The problem – Leave out the pictures and copy every record exactly.

Stored entries
□ □ □ □ □

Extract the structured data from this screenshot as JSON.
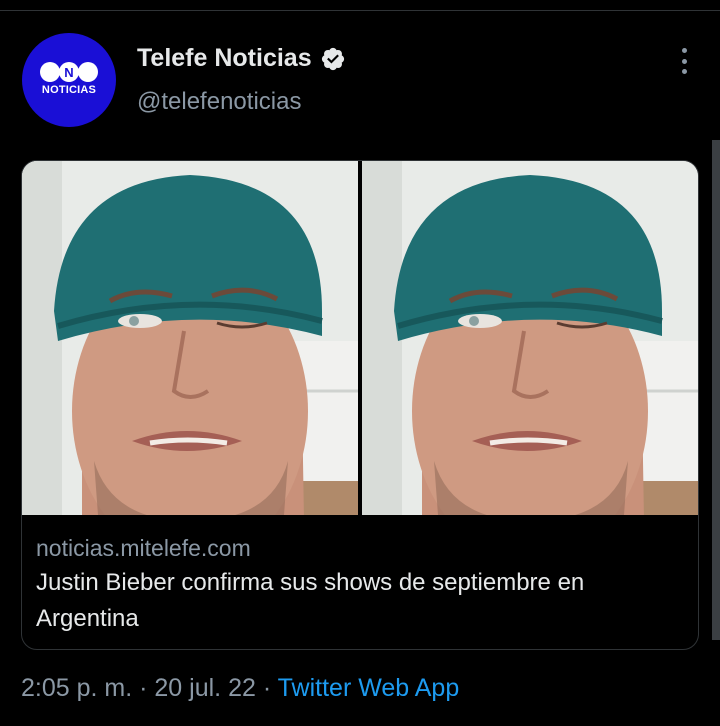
{
  "tweet": {
    "avatar_lines": [
      "N",
      "NOTICIAS"
    ],
    "display_name": "Telefe Noticias",
    "handle": "@telefenoticias",
    "verified": true,
    "more_icon": "more-vertical-icon",
    "card": {
      "image_count": 2,
      "domain": "noticias.mitelefe.com",
      "title": "Justin Bieber confirma sus shows de septiembre en Argentina"
    },
    "time": "2:05 p. m.",
    "date": "20 jul. 22",
    "separator": "·",
    "source_app": "Twitter Web App"
  },
  "colors": {
    "background": "#000000",
    "avatar_blue": "#1a0fd6",
    "link_blue": "#1d9bf0",
    "muted_text": "#8b98a5",
    "beanie_teal": "#1f6f73"
  }
}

□ □ □ □ □

Response for this exercise –
Extract the structured data from this screenshot as JSON.
{
  "tweet": {
    "avatar_lines": [
      "N",
      "NOTICIAS"
    ],
    "display_name": "Telefe Noticias",
    "handle": "@telefenoticias",
    "verified": true,
    "more_icon": "more-vertical-icon",
    "card": {
      "image_count": 2,
      "domain": "noticias.mitelefe.com",
      "title": "Justin Bieber confirma sus shows de septiembre en Argentina"
    },
    "time": "2:05 p. m.",
    "date": "20 jul. 22",
    "separator": "·",
    "source_app": "Twitter Web App"
  },
  "colors": {
    "background": "#000000",
    "avatar_blue": "#1a0fd6",
    "link_blue": "#1d9bf0",
    "muted_text": "#8b98a5",
    "beanie_teal": "#1f6f73"
  }
}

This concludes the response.